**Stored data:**
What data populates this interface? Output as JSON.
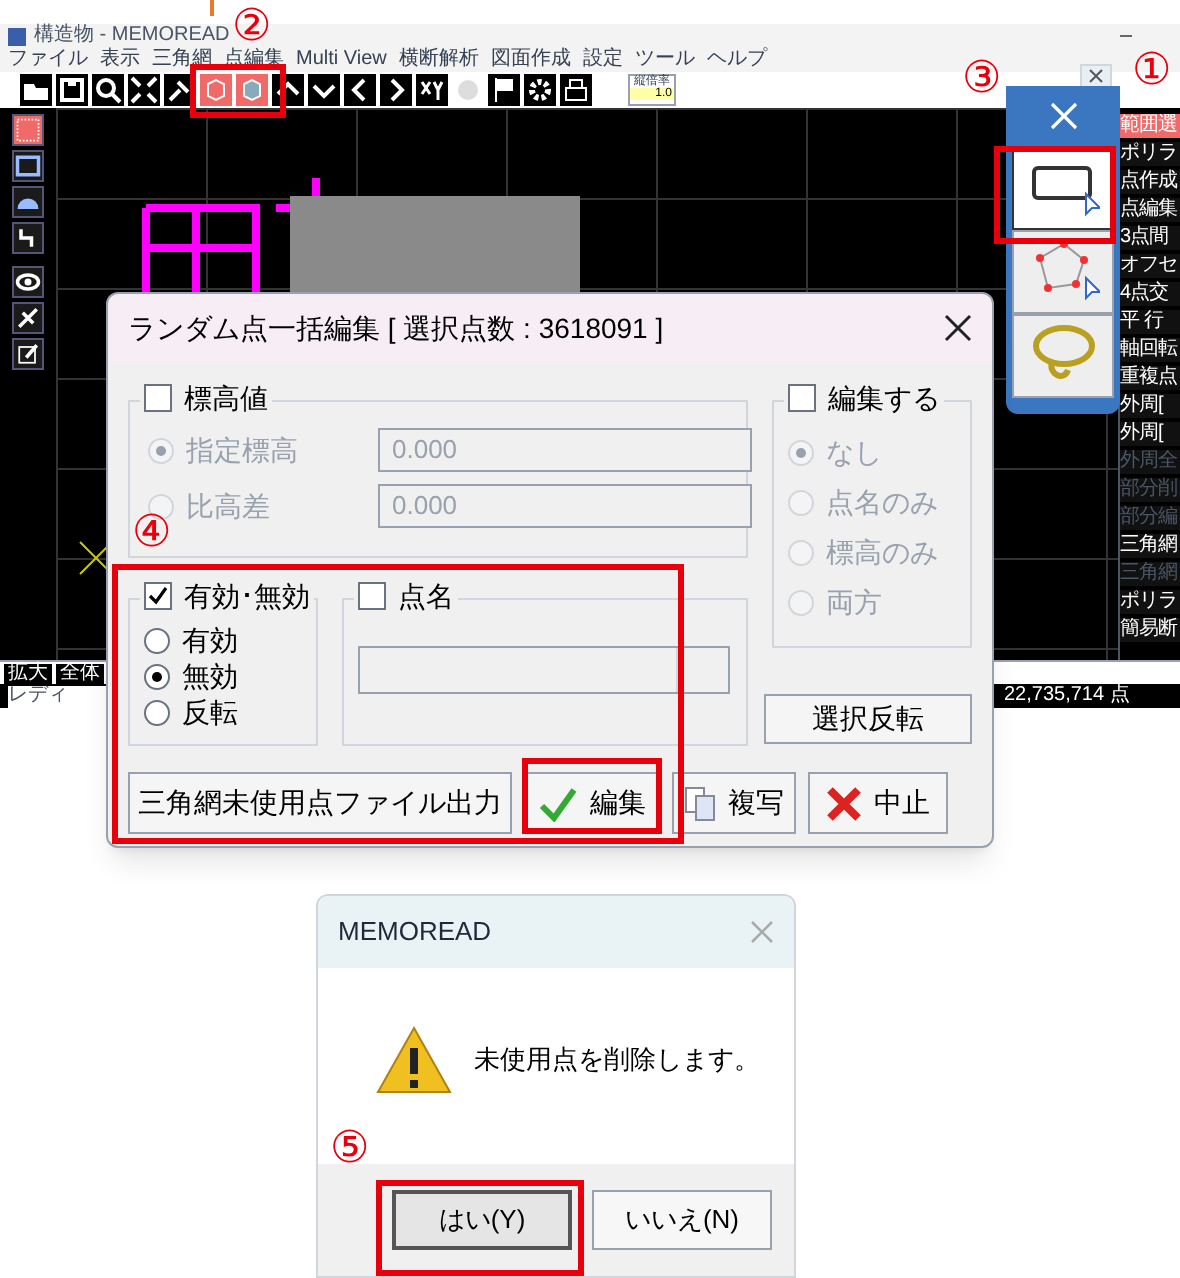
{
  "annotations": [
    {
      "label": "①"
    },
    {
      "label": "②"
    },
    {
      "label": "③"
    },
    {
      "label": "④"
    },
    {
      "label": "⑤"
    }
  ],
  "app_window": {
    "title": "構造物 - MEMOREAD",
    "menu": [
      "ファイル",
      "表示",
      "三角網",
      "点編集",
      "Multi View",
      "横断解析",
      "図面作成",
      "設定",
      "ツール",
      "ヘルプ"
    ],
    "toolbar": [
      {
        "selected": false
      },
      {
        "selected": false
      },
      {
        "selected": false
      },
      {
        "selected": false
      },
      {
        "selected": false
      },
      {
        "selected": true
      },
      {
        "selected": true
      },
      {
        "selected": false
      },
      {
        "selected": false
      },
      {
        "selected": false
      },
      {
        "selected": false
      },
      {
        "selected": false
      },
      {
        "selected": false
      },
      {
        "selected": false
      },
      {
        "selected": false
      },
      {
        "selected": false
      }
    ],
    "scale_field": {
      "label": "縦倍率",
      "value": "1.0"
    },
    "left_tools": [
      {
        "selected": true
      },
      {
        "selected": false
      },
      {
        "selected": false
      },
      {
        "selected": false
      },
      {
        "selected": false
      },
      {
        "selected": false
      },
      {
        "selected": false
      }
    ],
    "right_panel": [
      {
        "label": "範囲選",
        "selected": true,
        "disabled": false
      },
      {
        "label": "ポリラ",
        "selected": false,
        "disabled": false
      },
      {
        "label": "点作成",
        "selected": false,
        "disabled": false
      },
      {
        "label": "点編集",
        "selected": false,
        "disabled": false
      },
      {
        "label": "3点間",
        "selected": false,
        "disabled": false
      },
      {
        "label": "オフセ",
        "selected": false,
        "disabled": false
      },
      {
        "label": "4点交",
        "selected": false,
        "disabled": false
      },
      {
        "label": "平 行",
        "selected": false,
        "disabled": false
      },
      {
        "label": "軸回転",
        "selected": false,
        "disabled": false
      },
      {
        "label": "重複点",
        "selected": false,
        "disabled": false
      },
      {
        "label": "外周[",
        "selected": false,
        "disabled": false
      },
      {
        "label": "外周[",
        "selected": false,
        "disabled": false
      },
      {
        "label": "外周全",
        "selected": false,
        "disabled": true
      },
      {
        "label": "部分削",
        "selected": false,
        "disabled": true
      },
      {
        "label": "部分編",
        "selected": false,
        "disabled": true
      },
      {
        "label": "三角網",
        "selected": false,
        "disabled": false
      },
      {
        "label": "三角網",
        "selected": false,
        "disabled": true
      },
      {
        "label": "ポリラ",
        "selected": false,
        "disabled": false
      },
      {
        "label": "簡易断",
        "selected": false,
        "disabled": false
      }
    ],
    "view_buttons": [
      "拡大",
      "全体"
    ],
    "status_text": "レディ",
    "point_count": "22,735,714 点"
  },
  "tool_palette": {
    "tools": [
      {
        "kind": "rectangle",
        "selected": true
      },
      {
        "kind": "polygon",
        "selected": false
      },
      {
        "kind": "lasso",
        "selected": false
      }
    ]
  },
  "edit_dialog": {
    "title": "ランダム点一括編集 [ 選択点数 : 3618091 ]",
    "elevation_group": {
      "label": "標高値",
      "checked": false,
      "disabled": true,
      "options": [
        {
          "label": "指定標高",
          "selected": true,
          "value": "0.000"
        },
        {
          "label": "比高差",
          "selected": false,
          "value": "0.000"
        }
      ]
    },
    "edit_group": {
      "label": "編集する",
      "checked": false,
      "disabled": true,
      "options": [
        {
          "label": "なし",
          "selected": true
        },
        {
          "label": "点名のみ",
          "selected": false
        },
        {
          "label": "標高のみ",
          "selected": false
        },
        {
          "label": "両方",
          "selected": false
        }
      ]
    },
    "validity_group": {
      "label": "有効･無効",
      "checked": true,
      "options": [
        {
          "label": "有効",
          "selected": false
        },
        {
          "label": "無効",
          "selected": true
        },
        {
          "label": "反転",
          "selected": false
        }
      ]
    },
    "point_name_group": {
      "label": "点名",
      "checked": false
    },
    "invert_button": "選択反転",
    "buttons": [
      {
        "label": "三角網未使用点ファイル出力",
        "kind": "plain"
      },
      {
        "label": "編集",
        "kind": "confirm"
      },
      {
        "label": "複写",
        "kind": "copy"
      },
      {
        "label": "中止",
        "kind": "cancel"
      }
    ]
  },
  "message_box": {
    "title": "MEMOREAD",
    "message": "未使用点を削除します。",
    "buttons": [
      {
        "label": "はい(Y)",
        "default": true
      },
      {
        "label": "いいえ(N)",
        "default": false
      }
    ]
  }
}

**GIVEN INSTRUCTION:**
Gather each line that holds "kind".

**RESPONSE:**
        "kind": "rectangle",
        "kind": "polygon",
        "kind": "lasso",
        "kind": "plain"
        "kind": "confirm"
        "kind": "copy"
        "kind": "cancel"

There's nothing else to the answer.